▶ WHAT YOU WILL DO
Your copy of the material below should match it exactly, except that it holds no pictures.

::::::

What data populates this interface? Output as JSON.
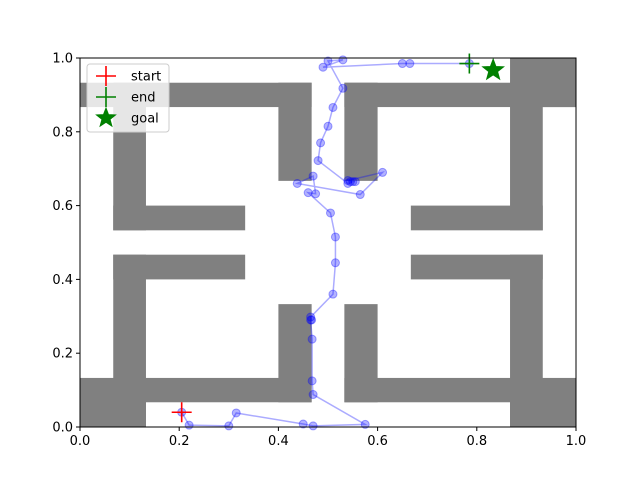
{
  "chart_data": {
    "type": "scatter",
    "title": "",
    "xlabel": "",
    "ylabel": "",
    "xlim": [
      0,
      1
    ],
    "ylim": [
      0,
      1
    ],
    "grid": false,
    "legend_placement": "top-left",
    "x_ticks": [
      "0.0",
      "0.2",
      "0.4",
      "0.6",
      "0.8",
      "1.0"
    ],
    "y_ticks": [
      "0.0",
      "0.2",
      "0.4",
      "0.6",
      "0.8",
      "1.0"
    ],
    "colors": {
      "wall": "#808080",
      "path": "#0000ff",
      "start": "#ff0000",
      "end": "#008000",
      "goal": "#008000",
      "end_marker_outline": "#1f77b4"
    },
    "walls": [
      {
        "x0": 0.0,
        "x1": 0.133,
        "y0": 0.0,
        "y1": 0.133
      },
      {
        "x0": 0.067,
        "x1": 0.133,
        "y0": 0.0,
        "y1": 0.467
      },
      {
        "x0": 0.067,
        "x1": 0.333,
        "y0": 0.4,
        "y1": 0.467
      },
      {
        "x0": 0.133,
        "x1": 0.467,
        "y0": 0.067,
        "y1": 0.133
      },
      {
        "x0": 0.4,
        "x1": 0.467,
        "y0": 0.067,
        "y1": 0.333
      },
      {
        "x0": 0.533,
        "x1": 0.6,
        "y0": 0.067,
        "y1": 0.333
      },
      {
        "x0": 0.533,
        "x1": 0.867,
        "y0": 0.067,
        "y1": 0.133
      },
      {
        "x0": 0.867,
        "x1": 1.0,
        "y0": 0.0,
        "y1": 0.133
      },
      {
        "x0": 0.867,
        "x1": 0.933,
        "y0": 0.0,
        "y1": 0.467
      },
      {
        "x0": 0.667,
        "x1": 0.933,
        "y0": 0.4,
        "y1": 0.467
      },
      {
        "x0": 0.067,
        "x1": 0.133,
        "y0": 0.533,
        "y1": 0.933
      },
      {
        "x0": 0.067,
        "x1": 0.333,
        "y0": 0.533,
        "y1": 0.6
      },
      {
        "x0": 0.0,
        "x1": 0.467,
        "y0": 0.867,
        "y1": 0.933
      },
      {
        "x0": 0.4,
        "x1": 0.467,
        "y0": 0.667,
        "y1": 0.933
      },
      {
        "x0": 0.533,
        "x1": 0.6,
        "y0": 0.667,
        "y1": 0.933
      },
      {
        "x0": 0.533,
        "x1": 1.0,
        "y0": 0.867,
        "y1": 0.933
      },
      {
        "x0": 0.867,
        "x1": 1.0,
        "y0": 0.867,
        "y1": 1.0
      },
      {
        "x0": 0.867,
        "x1": 0.933,
        "y0": 0.533,
        "y1": 0.933
      },
      {
        "x0": 0.667,
        "x1": 0.933,
        "y0": 0.533,
        "y1": 0.6
      }
    ],
    "path": {
      "x": [
        0.205,
        0.22,
        0.3,
        0.315,
        0.45,
        0.47,
        0.575,
        0.47,
        0.468,
        0.468,
        0.465,
        0.467,
        0.465,
        0.51,
        0.515,
        0.515,
        0.505,
        0.46,
        0.475,
        0.47,
        0.438,
        0.565,
        0.61,
        0.54,
        0.545,
        0.555,
        0.55,
        0.54,
        0.48,
        0.485,
        0.5,
        0.51,
        0.53,
        0.5,
        0.53,
        0.49,
        0.65,
        0.665,
        0.785
      ],
      "y": [
        0.04,
        0.005,
        0.003,
        0.038,
        0.008,
        0.003,
        0.007,
        0.088,
        0.125,
        0.238,
        0.29,
        0.29,
        0.298,
        0.36,
        0.445,
        0.515,
        0.58,
        0.635,
        0.632,
        0.68,
        0.66,
        0.63,
        0.69,
        0.668,
        0.665,
        0.665,
        0.665,
        0.66,
        0.722,
        0.77,
        0.815,
        0.866,
        0.918,
        0.992,
        0.995,
        0.975,
        0.985,
        0.985,
        0.985
      ]
    },
    "start": {
      "x": 0.205,
      "y": 0.04
    },
    "end": {
      "x": 0.785,
      "y": 0.985
    },
    "goal": {
      "x": 0.833,
      "y": 0.967
    },
    "legend": [
      {
        "label": "start",
        "marker": "plus",
        "color": "#ff0000"
      },
      {
        "label": "end",
        "marker": "plus",
        "color": "#008000"
      },
      {
        "label": "goal",
        "marker": "star",
        "color": "#008000"
      }
    ]
  }
}
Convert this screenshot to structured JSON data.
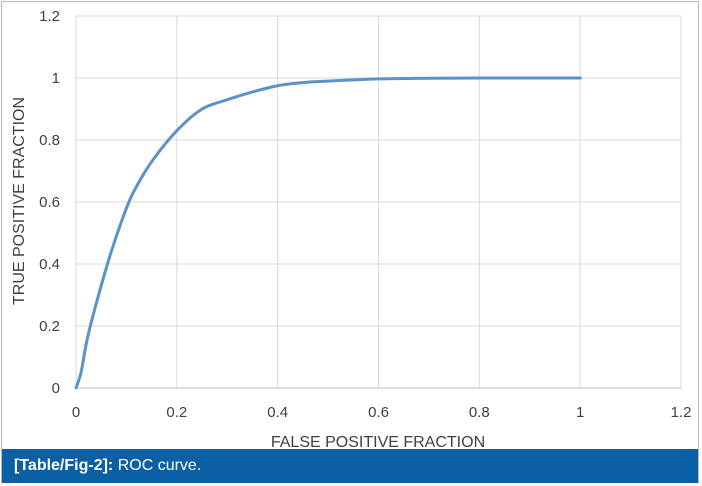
{
  "chart_data": {
    "type": "line",
    "title": "",
    "xlabel": "FALSE POSITIVE FRACTION",
    "ylabel": "TRUE POSITIVE FRACTION",
    "xlim": [
      0,
      1.2
    ],
    "ylim": [
      0,
      1.2
    ],
    "xticks": [
      "0",
      "0.2",
      "0.4",
      "0.6",
      "0.8",
      "1",
      "1.2"
    ],
    "yticks": [
      "0",
      "0.2",
      "0.4",
      "0.6",
      "0.8",
      "1",
      "1.2"
    ],
    "grid": true,
    "legend": "none",
    "series": [
      {
        "color": "#5b92c8",
        "x": [
          0,
          0.01,
          0.02,
          0.03,
          0.05,
          0.07,
          0.1,
          0.12,
          0.15,
          0.2,
          0.25,
          0.3,
          0.35,
          0.4,
          0.45,
          0.5,
          0.6,
          0.7,
          0.8,
          0.9,
          1
        ],
        "y": [
          0,
          0.05,
          0.14,
          0.21,
          0.33,
          0.44,
          0.58,
          0.65,
          0.73,
          0.83,
          0.9,
          0.93,
          0.955,
          0.975,
          0.985,
          0.99,
          0.997,
          0.999,
          1,
          1,
          1
        ]
      }
    ]
  },
  "caption": {
    "ref": "[Table/Fig-2]:",
    "text": "ROC curve."
  }
}
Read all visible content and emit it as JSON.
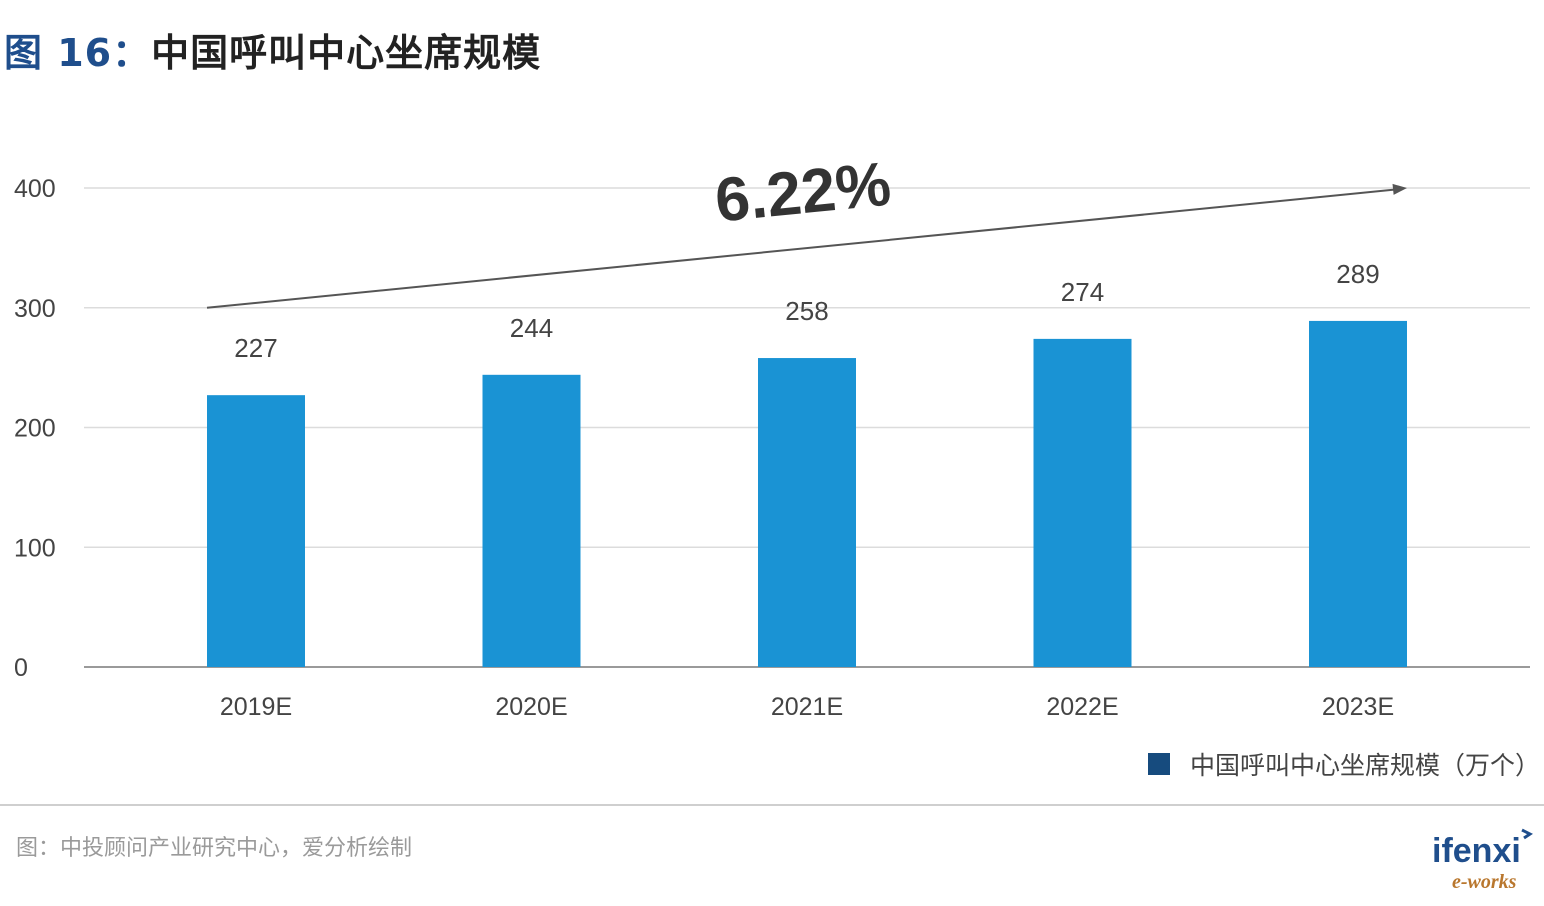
{
  "title": {
    "figure": "图 16：",
    "main": "中国呼叫中心坐席规模"
  },
  "colors": {
    "bar": "#1a93d4",
    "legend_swatch": "#164b7e",
    "title_prefix": "#1f4e8c",
    "grid": "#dcdcdc",
    "axis": "#9a9a9a"
  },
  "chart_data": {
    "type": "bar",
    "categories": [
      "2019E",
      "2020E",
      "2021E",
      "2022E",
      "2023E"
    ],
    "series": [
      {
        "name": "中国呼叫中心坐席规模（万个）",
        "values": [
          227,
          244,
          258,
          274,
          289
        ]
      }
    ],
    "data_labels": [
      "227",
      "244",
      "258",
      "274",
      "289"
    ],
    "ylim": [
      0,
      400
    ],
    "yticks": [
      0,
      100,
      200,
      300,
      400
    ],
    "ytick_labels": [
      "0",
      "100",
      "200",
      "300",
      "400"
    ],
    "grid": true,
    "legend_position": "bottom-right",
    "annotation": {
      "text": "6.22%",
      "arrow_from": [
        "2019E",
        300
      ],
      "arrow_to": [
        "2023E",
        400
      ]
    }
  },
  "legend": {
    "label": "中国呼叫中心坐席规模（万个）"
  },
  "source": "图：中投顾问产业研究中心，爱分析绘制",
  "logo": {
    "text": "ifenxi",
    "subtext": "e-works"
  }
}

::::::

▶ RESULT OF THIS TASK
What data populates this interface? Output as JSON.
{
  "chart_data": {
    "type": "scatter",
    "title": "",
    "xlabel": "",
    "ylabel": "",
    "xlim": [
      0,
      1
    ],
    "ylim": [
      0,
      1
    ],
    "grid": false,
    "legend_placement": "top-left",
    "x_ticks": [
      "0.0",
      "0.2",
      "0.4",
      "0.6",
      "0.8",
      "1.0"
    ],
    "y_ticks": [
      "0.0",
      "0.2",
      "0.4",
      "0.6",
      "0.8",
      "1.0"
    ],
    "colors": {
      "wall": "#808080",
      "path": "#0000ff",
      "start": "#ff0000",
      "end": "#008000",
      "goal": "#008000",
      "end_marker_outline": "#1f77b4"
    },
    "walls": [
      {
        "x0": 0.0,
        "x1": 0.133,
        "y0": 0.0,
        "y1": 0.133
      },
      {
        "x0": 0.067,
        "x1": 0.133,
        "y0": 0.0,
        "y1": 0.467
      },
      {
        "x0": 0.067,
        "x1": 0.333,
        "y0": 0.4,
        "y1": 0.467
      },
      {
        "x0": 0.133,
        "x1": 0.467,
        "y0": 0.067,
        "y1": 0.133
      },
      {
        "x0": 0.4,
        "x1": 0.467,
        "y0": 0.067,
        "y1": 0.333
      },
      {
        "x0": 0.533,
        "x1": 0.6,
        "y0": 0.067,
        "y1": 0.333
      },
      {
        "x0": 0.533,
        "x1": 0.867,
        "y0": 0.067,
        "y1": 0.133
      },
      {
        "x0": 0.867,
        "x1": 1.0,
        "y0": 0.0,
        "y1": 0.133
      },
      {
        "x0": 0.867,
        "x1": 0.933,
        "y0": 0.0,
        "y1": 0.467
      },
      {
        "x0": 0.667,
        "x1": 0.933,
        "y0": 0.4,
        "y1": 0.467
      },
      {
        "x0": 0.067,
        "x1": 0.133,
        "y0": 0.533,
        "y1": 0.933
      },
      {
        "x0": 0.067,
        "x1": 0.333,
        "y0": 0.533,
        "y1": 0.6
      },
      {
        "x0": 0.0,
        "x1": 0.467,
        "y0": 0.867,
        "y1": 0.933
      },
      {
        "x0": 0.4,
        "x1": 0.467,
        "y0": 0.667,
        "y1": 0.933
      },
      {
        "x0": 0.533,
        "x1": 0.6,
        "y0": 0.667,
        "y1": 0.933
      },
      {
        "x0": 0.533,
        "x1": 1.0,
        "y0": 0.867,
        "y1": 0.933
      },
      {
        "x0": 0.867,
        "x1": 1.0,
        "y0": 0.867,
        "y1": 1.0
      },
      {
        "x0": 0.867,
        "x1": 0.933,
        "y0": 0.533,
        "y1": 0.933
      },
      {
        "x0": 0.667,
        "x1": 0.933,
        "y0": 0.533,
        "y1": 0.6
      }
    ],
    "path": {
      "x": [
        0.205,
        0.22,
        0.3,
        0.315,
        0.45,
        0.47,
        0.575,
        0.47,
        0.468,
        0.468,
        0.465,
        0.467,
        0.465,
        0.51,
        0.515,
        0.515,
        0.505,
        0.46,
        0.475,
        0.47,
        0.438,
        0.565,
        0.61,
        0.54,
        0.545,
        0.555,
        0.55,
        0.54,
        0.48,
        0.485,
        0.5,
        0.51,
        0.53,
        0.5,
        0.53,
        0.49,
        0.65,
        0.665,
        0.785
      ],
      "y": [
        0.04,
        0.005,
        0.003,
        0.038,
        0.008,
        0.003,
        0.007,
        0.088,
        0.125,
        0.238,
        0.29,
        0.29,
        0.298,
        0.36,
        0.445,
        0.515,
        0.58,
        0.635,
        0.632,
        0.68,
        0.66,
        0.63,
        0.69,
        0.668,
        0.665,
        0.665,
        0.665,
        0.66,
        0.722,
        0.77,
        0.815,
        0.866,
        0.918,
        0.992,
        0.995,
        0.975,
        0.985,
        0.985,
        0.985
      ]
    },
    "start": {
      "x": 0.205,
      "y": 0.04
    },
    "end": {
      "x": 0.785,
      "y": 0.985
    },
    "goal": {
      "x": 0.833,
      "y": 0.967
    },
    "legend": [
      {
        "label": "start",
        "marker": "plus",
        "color": "#ff0000"
      },
      {
        "label": "end",
        "marker": "plus",
        "color": "#008000"
      },
      {
        "label": "goal",
        "marker": "star",
        "color": "#008000"
      }
    ]
  }
}
Convert this screenshot to structured JSON data.
{
  "chart_data": {
    "type": "line",
    "title": "",
    "xlabel": "FALSE POSITIVE FRACTION",
    "ylabel": "TRUE POSITIVE FRACTION",
    "xlim": [
      0,
      1.2
    ],
    "ylim": [
      0,
      1.2
    ],
    "xticks": [
      "0",
      "0.2",
      "0.4",
      "0.6",
      "0.8",
      "1",
      "1.2"
    ],
    "yticks": [
      "0",
      "0.2",
      "0.4",
      "0.6",
      "0.8",
      "1",
      "1.2"
    ],
    "grid": true,
    "legend": "none",
    "series": [
      {
        "color": "#5b92c8",
        "x": [
          0,
          0.01,
          0.02,
          0.03,
          0.05,
          0.07,
          0.1,
          0.12,
          0.15,
          0.2,
          0.25,
          0.3,
          0.35,
          0.4,
          0.45,
          0.5,
          0.6,
          0.7,
          0.8,
          0.9,
          1
        ],
        "y": [
          0,
          0.05,
          0.14,
          0.21,
          0.33,
          0.44,
          0.58,
          0.65,
          0.73,
          0.83,
          0.9,
          0.93,
          0.955,
          0.975,
          0.985,
          0.99,
          0.997,
          0.999,
          1,
          1,
          1
        ]
      }
    ]
  },
  "caption": {
    "ref": "[Table/Fig-2]:",
    "text": "ROC curve."
  }
}
Read all visible content and emit it as JSON.
{
  "title": {
    "figure": "图 16：",
    "main": "中国呼叫中心坐席规模"
  },
  "colors": {
    "bar": "#1a93d4",
    "legend_swatch": "#164b7e",
    "title_prefix": "#1f4e8c",
    "grid": "#dcdcdc",
    "axis": "#9a9a9a"
  },
  "chart_data": {
    "type": "bar",
    "categories": [
      "2019E",
      "2020E",
      "2021E",
      "2022E",
      "2023E"
    ],
    "series": [
      {
        "name": "中国呼叫中心坐席规模（万个）",
        "values": [
          227,
          244,
          258,
          274,
          289
        ]
      }
    ],
    "data_labels": [
      "227",
      "244",
      "258",
      "274",
      "289"
    ],
    "ylim": [
      0,
      400
    ],
    "yticks": [
      0,
      100,
      200,
      300,
      400
    ],
    "ytick_labels": [
      "0",
      "100",
      "200",
      "300",
      "400"
    ],
    "grid": true,
    "legend_position": "bottom-right",
    "annotation": {
      "text": "6.22%",
      "arrow_from": [
        "2019E",
        300
      ],
      "arrow_to": [
        "2023E",
        400
      ]
    }
  },
  "legend": {
    "label": "中国呼叫中心坐席规模（万个）"
  },
  "source": "图：中投顾问产业研究中心，爱分析绘制",
  "logo": {
    "text": "ifenxi",
    "subtext": "e-works"
  }
}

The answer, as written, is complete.